- What the exercise asks -
Search the material for the word "name" and copy each line that holds it.

[Figure collection entries]

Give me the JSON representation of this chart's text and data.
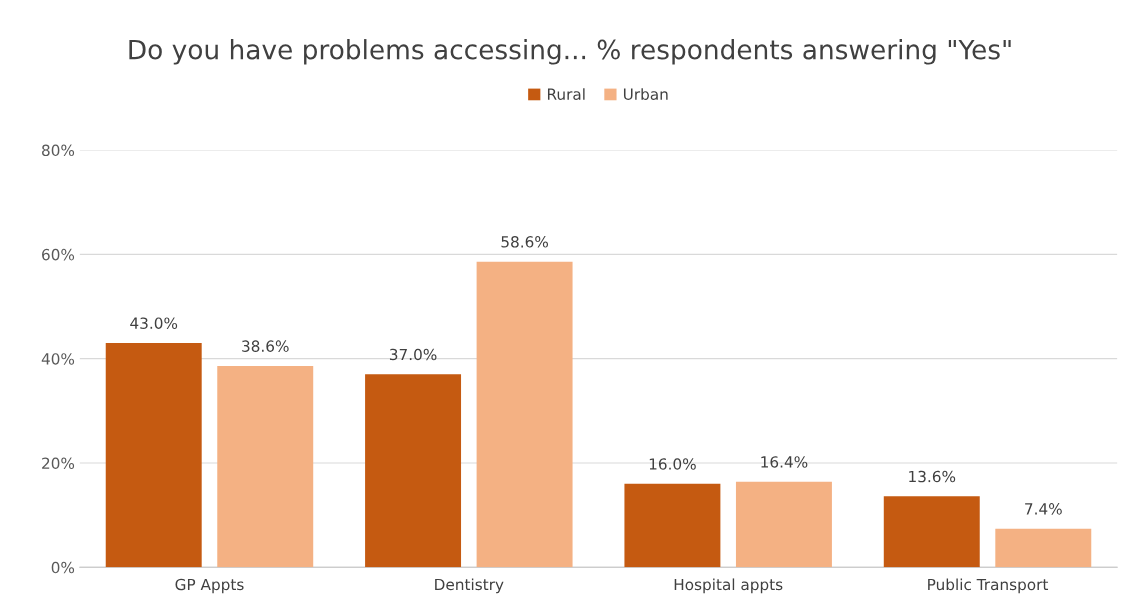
{
  "chart_data": {
    "type": "bar",
    "title": "Do you have problems accessing... % respondents answering \"Yes\"",
    "categories": [
      "GP Appts",
      "Dentistry",
      "Hospital appts",
      "Public Transport"
    ],
    "series": [
      {
        "name": "Rural",
        "color": "#c55a11",
        "values": [
          43.0,
          37.0,
          16.0,
          13.6
        ],
        "value_labels": [
          "43.0%",
          "37.0%",
          "16.0%",
          "13.6%"
        ]
      },
      {
        "name": "Urban",
        "color": "#f4b183",
        "values": [
          38.6,
          58.6,
          16.4,
          7.4
        ],
        "value_labels": [
          "38.6%",
          "58.6%",
          "16.4%",
          "7.4%"
        ]
      }
    ],
    "ylim": [
      0,
      80
    ],
    "yticks": [
      {
        "value": 0,
        "label": "0%"
      },
      {
        "value": 20,
        "label": "20%"
      },
      {
        "value": 40,
        "label": "40%"
      },
      {
        "value": 60,
        "label": "60%"
      },
      {
        "value": 80,
        "label": "80%"
      }
    ],
    "grid": "y",
    "legend": "top"
  }
}
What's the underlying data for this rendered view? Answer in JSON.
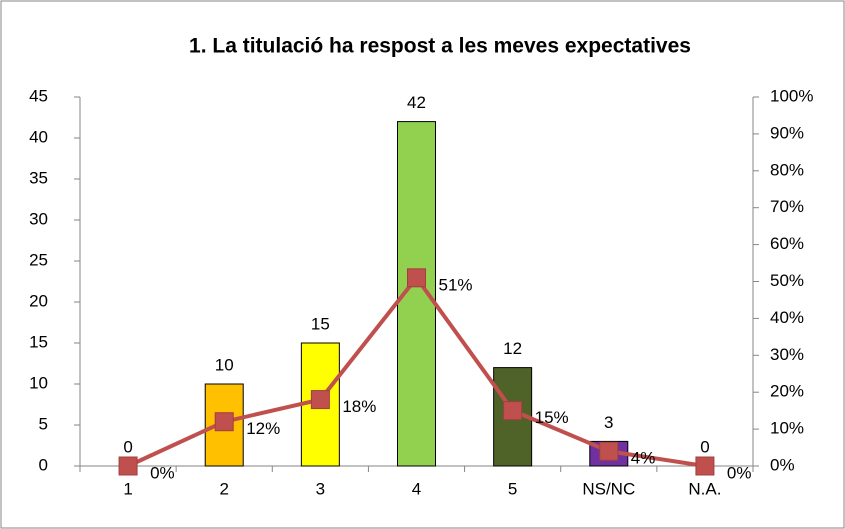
{
  "chart_data": {
    "type": "combo",
    "title": "1. La titulació ha respost a les meves expectatives",
    "categories": [
      "1",
      "2",
      "3",
      "4",
      "5",
      "NS/NC",
      "N.A."
    ],
    "series": [
      {
        "type": "bar",
        "colors": [
          "#4f81bd",
          "#ffc000",
          "#ffff00",
          "#92d050",
          "#4f6228",
          "#7030a0",
          "#c0504d"
        ],
        "values": [
          0,
          10,
          15,
          42,
          12,
          3,
          0
        ]
      },
      {
        "type": "line",
        "axis": "y2",
        "color": "#c0504d",
        "values": [
          0,
          12,
          18,
          51,
          15,
          4,
          0
        ],
        "value_labels": [
          "0%",
          "12%",
          "18%",
          "51%",
          "15%",
          "4%",
          "0%"
        ]
      }
    ],
    "ylim": [
      0,
      45
    ],
    "yticks": [
      0,
      5,
      10,
      15,
      20,
      25,
      30,
      35,
      40,
      45
    ],
    "y2lim": [
      0,
      100
    ],
    "y2ticks": [
      {
        "value": 0,
        "label": "0%"
      },
      {
        "value": 10,
        "label": "10%"
      },
      {
        "value": 20,
        "label": "20%"
      },
      {
        "value": 30,
        "label": "30%"
      },
      {
        "value": 40,
        "label": "40%"
      },
      {
        "value": 50,
        "label": "50%"
      },
      {
        "value": 60,
        "label": "60%"
      },
      {
        "value": 70,
        "label": "70%"
      },
      {
        "value": 80,
        "label": "80%"
      },
      {
        "value": 90,
        "label": "90%"
      },
      {
        "value": 100,
        "label": "100%"
      }
    ],
    "grid": false
  }
}
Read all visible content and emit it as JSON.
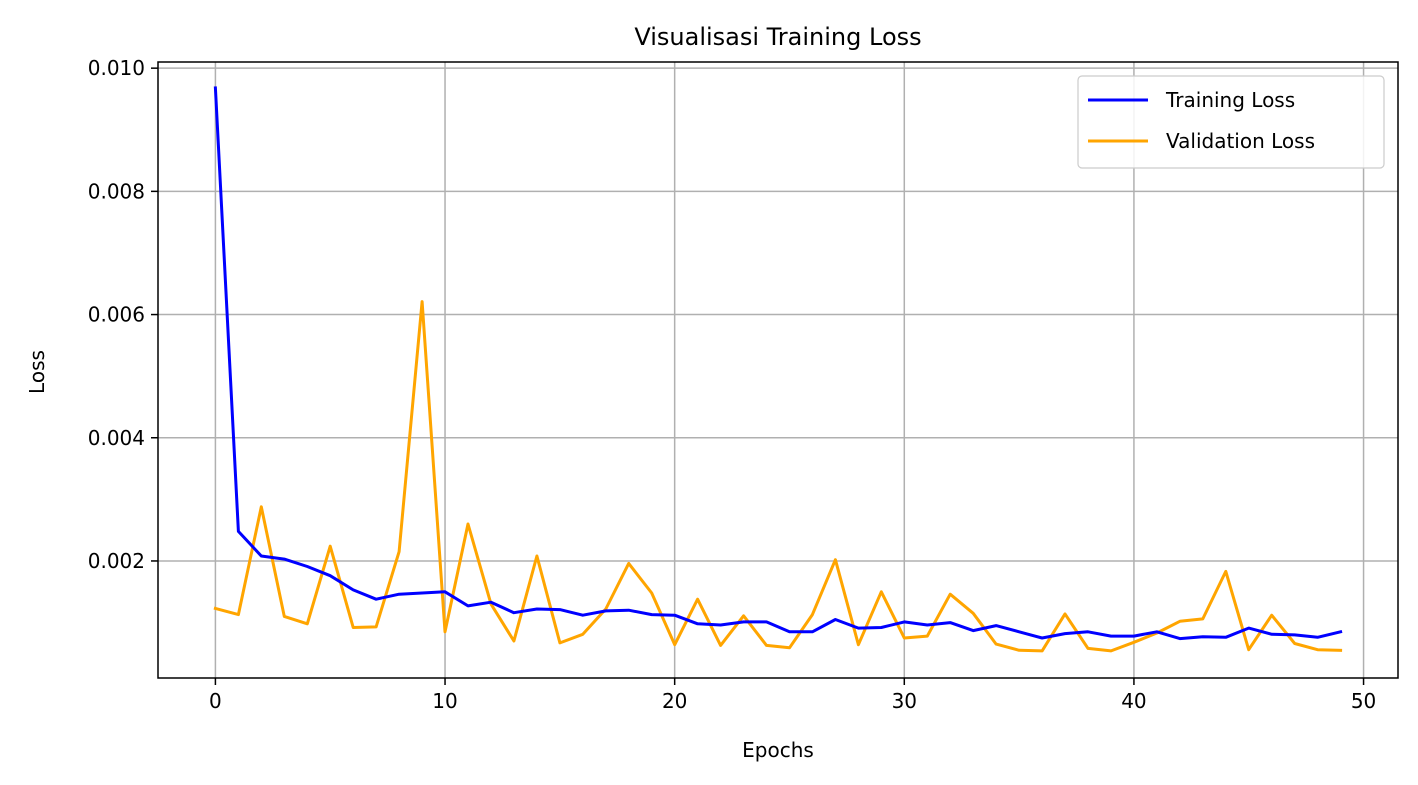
{
  "chart_data": {
    "type": "line",
    "title": "Visualisasi Training Loss",
    "xlabel": "Epochs",
    "ylabel": "Loss",
    "xlim": [
      -2.5,
      51.5
    ],
    "ylim": [
      0.0001,
      0.0101
    ],
    "xticks": [
      0,
      10,
      20,
      30,
      40,
      50
    ],
    "xtick_labels": [
      "0",
      "10",
      "20",
      "30",
      "40",
      "50"
    ],
    "yticks": [
      0.002,
      0.004,
      0.006,
      0.008,
      0.01
    ],
    "ytick_labels": [
      "0.002",
      "0.004",
      "0.006",
      "0.008",
      "0.010"
    ],
    "grid": true,
    "legend_position": "top-right",
    "x": [
      0,
      1,
      2,
      3,
      4,
      5,
      6,
      7,
      8,
      9,
      10,
      11,
      12,
      13,
      14,
      15,
      16,
      17,
      18,
      19,
      20,
      21,
      22,
      23,
      24,
      25,
      26,
      27,
      28,
      29,
      30,
      31,
      32,
      33,
      34,
      35,
      36,
      37,
      38,
      39,
      40,
      41,
      42,
      43,
      44,
      45,
      46,
      47,
      48,
      49
    ],
    "series": [
      {
        "name": "Training Loss",
        "color": "#0000ff",
        "values": [
          0.00968,
          0.00248,
          0.00208,
          0.00203,
          0.00191,
          0.00176,
          0.00153,
          0.00138,
          0.00146,
          0.00148,
          0.0015,
          0.00127,
          0.00133,
          0.00116,
          0.00122,
          0.00121,
          0.00112,
          0.00119,
          0.0012,
          0.00113,
          0.00112,
          0.00098,
          0.00096,
          0.00101,
          0.00101,
          0.00085,
          0.00085,
          0.00105,
          0.00091,
          0.00092,
          0.00101,
          0.00096,
          0.001,
          0.00087,
          0.00095,
          0.00085,
          0.00075,
          0.00082,
          0.00085,
          0.00078,
          0.00078,
          0.00085,
          0.00074,
          0.00077,
          0.00076,
          0.00091,
          0.00081,
          0.0008,
          0.00076,
          0.00085
        ]
      },
      {
        "name": "Validation Loss",
        "color": "#ffa500",
        "values": [
          0.00123,
          0.00113,
          0.00288,
          0.0011,
          0.00098,
          0.00224,
          0.00092,
          0.00093,
          0.00215,
          0.00621,
          0.00085,
          0.0026,
          0.0013,
          0.0007,
          0.00208,
          0.00067,
          0.00081,
          0.00122,
          0.00196,
          0.00148,
          0.00064,
          0.00138,
          0.00063,
          0.00111,
          0.00063,
          0.00059,
          0.00113,
          0.00202,
          0.00064,
          0.0015,
          0.00075,
          0.00078,
          0.00146,
          0.00115,
          0.00065,
          0.00055,
          0.00054,
          0.00114,
          0.00058,
          0.00054,
          0.00068,
          0.00083,
          0.00102,
          0.00106,
          0.00183,
          0.00056,
          0.00112,
          0.00066,
          0.00056,
          0.00055
        ]
      }
    ]
  }
}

- Complete output -
        "name": "Rural",
        "name": "Urban",
        "name": "Training Loss",
        "name": "Validation Loss",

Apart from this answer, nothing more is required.